◆ Task
Select and reproduce each line of the listing below that bears the string "cleaning".

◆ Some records
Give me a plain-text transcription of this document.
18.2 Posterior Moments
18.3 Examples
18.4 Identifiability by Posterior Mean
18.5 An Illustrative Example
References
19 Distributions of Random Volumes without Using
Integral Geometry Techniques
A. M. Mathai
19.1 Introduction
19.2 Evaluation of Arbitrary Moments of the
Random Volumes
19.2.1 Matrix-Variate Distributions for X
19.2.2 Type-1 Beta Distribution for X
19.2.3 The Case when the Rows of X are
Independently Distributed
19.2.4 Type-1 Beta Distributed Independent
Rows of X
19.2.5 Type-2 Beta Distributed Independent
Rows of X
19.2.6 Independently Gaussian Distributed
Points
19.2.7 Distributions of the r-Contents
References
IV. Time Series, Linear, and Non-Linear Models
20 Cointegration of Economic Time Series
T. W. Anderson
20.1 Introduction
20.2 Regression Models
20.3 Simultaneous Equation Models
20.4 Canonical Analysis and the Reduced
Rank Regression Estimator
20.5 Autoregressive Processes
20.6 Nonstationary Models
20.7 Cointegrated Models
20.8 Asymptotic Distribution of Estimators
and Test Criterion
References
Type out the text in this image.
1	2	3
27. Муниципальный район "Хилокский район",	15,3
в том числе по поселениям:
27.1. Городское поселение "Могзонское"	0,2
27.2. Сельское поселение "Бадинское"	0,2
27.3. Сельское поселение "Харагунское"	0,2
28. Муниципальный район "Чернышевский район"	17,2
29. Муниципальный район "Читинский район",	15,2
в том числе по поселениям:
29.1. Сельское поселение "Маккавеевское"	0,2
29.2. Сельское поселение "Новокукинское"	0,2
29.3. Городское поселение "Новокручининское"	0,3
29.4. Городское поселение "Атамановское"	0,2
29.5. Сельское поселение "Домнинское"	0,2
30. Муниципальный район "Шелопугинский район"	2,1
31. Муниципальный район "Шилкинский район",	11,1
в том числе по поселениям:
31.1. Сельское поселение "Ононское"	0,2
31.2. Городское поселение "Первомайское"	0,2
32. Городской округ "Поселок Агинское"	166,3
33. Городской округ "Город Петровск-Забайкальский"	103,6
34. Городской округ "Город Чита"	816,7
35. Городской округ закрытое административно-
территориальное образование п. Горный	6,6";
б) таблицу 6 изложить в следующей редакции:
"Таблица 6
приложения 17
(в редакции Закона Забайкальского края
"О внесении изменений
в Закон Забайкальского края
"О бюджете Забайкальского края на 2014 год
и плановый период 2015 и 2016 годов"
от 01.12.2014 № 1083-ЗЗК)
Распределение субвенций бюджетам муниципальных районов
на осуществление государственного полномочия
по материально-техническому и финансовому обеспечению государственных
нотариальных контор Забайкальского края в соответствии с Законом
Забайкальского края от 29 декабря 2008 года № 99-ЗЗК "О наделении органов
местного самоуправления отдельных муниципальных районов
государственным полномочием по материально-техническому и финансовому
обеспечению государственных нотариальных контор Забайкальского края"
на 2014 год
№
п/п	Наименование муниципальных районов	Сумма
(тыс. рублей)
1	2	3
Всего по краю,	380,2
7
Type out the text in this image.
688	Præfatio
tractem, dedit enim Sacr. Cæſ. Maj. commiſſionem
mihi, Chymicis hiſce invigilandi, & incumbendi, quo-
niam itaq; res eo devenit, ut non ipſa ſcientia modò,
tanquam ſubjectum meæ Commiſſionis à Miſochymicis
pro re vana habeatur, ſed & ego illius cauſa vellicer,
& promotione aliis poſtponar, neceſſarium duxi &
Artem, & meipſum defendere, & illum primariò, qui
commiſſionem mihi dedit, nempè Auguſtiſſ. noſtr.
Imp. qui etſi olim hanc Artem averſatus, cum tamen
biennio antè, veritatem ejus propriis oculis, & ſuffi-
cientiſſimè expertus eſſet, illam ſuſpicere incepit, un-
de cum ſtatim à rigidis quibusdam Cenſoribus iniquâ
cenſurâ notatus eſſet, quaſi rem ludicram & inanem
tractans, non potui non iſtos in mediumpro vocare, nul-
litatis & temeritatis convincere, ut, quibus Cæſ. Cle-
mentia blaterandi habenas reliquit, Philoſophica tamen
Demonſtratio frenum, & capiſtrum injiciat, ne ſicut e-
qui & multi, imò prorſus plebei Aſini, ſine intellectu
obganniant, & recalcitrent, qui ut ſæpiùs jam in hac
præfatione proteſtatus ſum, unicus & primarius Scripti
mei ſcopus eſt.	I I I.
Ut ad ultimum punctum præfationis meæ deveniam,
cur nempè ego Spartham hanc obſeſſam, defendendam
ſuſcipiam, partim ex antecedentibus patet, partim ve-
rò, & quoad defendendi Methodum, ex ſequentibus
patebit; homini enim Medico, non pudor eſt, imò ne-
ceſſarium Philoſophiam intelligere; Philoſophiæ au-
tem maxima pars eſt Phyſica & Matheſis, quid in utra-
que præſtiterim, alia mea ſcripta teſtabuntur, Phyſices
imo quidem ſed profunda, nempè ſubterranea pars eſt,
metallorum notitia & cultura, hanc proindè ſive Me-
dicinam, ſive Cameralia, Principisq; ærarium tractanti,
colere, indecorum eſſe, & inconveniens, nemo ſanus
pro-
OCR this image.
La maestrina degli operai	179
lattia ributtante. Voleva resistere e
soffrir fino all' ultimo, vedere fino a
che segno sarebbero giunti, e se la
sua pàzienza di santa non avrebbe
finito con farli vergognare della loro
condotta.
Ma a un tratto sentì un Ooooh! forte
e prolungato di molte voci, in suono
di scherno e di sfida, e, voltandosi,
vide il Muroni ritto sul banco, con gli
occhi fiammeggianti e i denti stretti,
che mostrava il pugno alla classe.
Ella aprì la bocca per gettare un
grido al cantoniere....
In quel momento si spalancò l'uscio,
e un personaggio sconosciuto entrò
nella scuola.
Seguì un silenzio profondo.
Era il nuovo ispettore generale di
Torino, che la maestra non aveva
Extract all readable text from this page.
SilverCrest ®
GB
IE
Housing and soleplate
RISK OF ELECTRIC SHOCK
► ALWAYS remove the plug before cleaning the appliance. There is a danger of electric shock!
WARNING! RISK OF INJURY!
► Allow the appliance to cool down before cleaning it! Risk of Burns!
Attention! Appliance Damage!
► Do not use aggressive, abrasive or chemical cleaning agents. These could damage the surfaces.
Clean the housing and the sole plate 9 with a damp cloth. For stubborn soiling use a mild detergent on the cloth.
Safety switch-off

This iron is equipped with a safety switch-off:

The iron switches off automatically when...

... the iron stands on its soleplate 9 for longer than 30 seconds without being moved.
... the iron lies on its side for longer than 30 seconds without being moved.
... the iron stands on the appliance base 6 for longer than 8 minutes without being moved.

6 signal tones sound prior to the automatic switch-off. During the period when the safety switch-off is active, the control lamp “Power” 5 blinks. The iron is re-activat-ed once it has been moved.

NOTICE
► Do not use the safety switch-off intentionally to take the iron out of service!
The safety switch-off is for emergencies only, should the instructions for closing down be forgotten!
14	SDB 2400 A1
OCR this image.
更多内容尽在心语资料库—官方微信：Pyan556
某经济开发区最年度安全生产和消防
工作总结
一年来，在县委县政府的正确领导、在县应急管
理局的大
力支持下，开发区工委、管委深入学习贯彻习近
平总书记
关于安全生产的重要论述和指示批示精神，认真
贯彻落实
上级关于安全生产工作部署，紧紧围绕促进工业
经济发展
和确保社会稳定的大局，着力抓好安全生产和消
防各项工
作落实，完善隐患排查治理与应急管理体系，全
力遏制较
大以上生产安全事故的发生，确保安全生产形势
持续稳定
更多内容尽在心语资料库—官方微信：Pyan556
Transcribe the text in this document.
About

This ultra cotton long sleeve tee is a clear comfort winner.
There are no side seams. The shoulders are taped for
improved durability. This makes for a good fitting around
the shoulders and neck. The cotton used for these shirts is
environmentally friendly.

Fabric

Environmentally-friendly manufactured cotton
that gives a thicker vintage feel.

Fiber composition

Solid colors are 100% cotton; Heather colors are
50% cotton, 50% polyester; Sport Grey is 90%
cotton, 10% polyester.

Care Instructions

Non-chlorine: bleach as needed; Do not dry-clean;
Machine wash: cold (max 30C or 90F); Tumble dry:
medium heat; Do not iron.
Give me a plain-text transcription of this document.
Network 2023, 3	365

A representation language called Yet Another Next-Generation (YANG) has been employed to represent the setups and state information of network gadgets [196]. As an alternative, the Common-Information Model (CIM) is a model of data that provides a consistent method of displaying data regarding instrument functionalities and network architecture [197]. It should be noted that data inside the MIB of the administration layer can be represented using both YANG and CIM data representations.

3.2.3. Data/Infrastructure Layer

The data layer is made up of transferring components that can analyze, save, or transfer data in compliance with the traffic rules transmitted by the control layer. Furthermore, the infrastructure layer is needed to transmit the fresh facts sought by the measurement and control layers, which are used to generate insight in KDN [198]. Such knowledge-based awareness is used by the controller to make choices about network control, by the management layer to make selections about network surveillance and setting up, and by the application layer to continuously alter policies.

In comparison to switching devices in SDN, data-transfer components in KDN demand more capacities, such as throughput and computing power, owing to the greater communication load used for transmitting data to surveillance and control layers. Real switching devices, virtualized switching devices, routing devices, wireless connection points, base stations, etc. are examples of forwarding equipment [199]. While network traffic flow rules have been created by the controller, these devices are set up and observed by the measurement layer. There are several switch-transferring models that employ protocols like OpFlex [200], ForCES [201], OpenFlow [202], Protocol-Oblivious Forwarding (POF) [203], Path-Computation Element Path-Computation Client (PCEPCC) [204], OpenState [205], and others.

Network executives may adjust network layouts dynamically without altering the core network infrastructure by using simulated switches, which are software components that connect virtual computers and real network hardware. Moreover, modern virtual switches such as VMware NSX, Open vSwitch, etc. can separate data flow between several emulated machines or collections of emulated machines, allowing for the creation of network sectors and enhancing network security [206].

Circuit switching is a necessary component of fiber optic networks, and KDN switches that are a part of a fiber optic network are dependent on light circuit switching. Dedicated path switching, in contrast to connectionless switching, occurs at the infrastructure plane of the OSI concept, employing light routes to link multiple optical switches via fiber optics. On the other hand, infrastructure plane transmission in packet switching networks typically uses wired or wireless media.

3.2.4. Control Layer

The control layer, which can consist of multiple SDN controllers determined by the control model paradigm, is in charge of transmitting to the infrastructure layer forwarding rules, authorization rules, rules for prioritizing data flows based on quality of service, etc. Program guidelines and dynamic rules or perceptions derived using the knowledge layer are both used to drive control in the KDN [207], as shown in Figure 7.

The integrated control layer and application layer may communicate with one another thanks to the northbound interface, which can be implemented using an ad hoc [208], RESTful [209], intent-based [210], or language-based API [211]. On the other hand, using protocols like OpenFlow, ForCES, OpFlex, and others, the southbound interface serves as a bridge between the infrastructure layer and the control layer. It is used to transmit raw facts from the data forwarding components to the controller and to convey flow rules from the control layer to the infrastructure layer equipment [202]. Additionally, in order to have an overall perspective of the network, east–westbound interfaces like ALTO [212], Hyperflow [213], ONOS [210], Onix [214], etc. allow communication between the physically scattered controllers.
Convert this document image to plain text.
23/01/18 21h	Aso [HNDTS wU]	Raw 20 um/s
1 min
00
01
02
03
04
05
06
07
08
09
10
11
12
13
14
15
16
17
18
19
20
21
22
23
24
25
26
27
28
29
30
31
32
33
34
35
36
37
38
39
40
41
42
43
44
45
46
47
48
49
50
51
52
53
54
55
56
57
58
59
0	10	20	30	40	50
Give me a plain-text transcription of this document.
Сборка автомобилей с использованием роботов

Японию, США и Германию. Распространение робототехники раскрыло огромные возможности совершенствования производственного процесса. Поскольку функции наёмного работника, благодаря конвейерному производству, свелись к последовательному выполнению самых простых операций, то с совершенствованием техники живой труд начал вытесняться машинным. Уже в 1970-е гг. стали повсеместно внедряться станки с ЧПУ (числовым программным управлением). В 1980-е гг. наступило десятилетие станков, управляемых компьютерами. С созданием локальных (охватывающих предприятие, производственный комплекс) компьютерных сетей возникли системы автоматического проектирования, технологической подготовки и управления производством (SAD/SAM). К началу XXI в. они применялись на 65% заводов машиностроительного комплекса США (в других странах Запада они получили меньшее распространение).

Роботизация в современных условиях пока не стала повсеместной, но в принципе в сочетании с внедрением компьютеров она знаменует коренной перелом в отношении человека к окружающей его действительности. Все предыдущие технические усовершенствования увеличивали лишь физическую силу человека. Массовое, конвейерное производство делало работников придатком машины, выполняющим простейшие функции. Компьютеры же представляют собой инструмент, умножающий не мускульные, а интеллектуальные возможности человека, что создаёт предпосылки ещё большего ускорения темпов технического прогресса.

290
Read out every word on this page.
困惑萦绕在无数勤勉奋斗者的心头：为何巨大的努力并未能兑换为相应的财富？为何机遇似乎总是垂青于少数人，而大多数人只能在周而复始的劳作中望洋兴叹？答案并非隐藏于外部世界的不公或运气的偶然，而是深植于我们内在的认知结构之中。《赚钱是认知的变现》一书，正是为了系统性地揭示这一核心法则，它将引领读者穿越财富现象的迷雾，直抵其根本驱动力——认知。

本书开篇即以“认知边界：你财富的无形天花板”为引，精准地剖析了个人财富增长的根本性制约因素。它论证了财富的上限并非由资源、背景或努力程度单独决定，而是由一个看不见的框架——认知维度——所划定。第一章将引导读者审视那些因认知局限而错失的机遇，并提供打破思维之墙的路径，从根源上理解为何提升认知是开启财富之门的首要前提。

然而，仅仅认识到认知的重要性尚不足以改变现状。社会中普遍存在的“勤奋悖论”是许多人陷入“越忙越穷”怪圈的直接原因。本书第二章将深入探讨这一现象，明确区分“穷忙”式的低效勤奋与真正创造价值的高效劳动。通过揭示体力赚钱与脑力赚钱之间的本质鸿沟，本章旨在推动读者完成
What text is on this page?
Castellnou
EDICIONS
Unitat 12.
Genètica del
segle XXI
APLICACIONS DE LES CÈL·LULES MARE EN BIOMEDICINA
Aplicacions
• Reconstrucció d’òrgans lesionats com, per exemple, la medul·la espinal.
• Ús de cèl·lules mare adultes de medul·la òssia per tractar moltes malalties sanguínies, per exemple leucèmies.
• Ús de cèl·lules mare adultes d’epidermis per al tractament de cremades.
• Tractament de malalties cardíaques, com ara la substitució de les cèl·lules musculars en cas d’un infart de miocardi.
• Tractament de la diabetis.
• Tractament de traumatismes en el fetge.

◆ Complete answer
► ALWAYS remove the plug before cleaning the appliance. There is a danger of electric shock!
► Allow the appliance to cool down before cleaning it! Risk of Burns!
► Do not use aggressive, abrasive or chemical cleaning agents. These could damage the surfaces.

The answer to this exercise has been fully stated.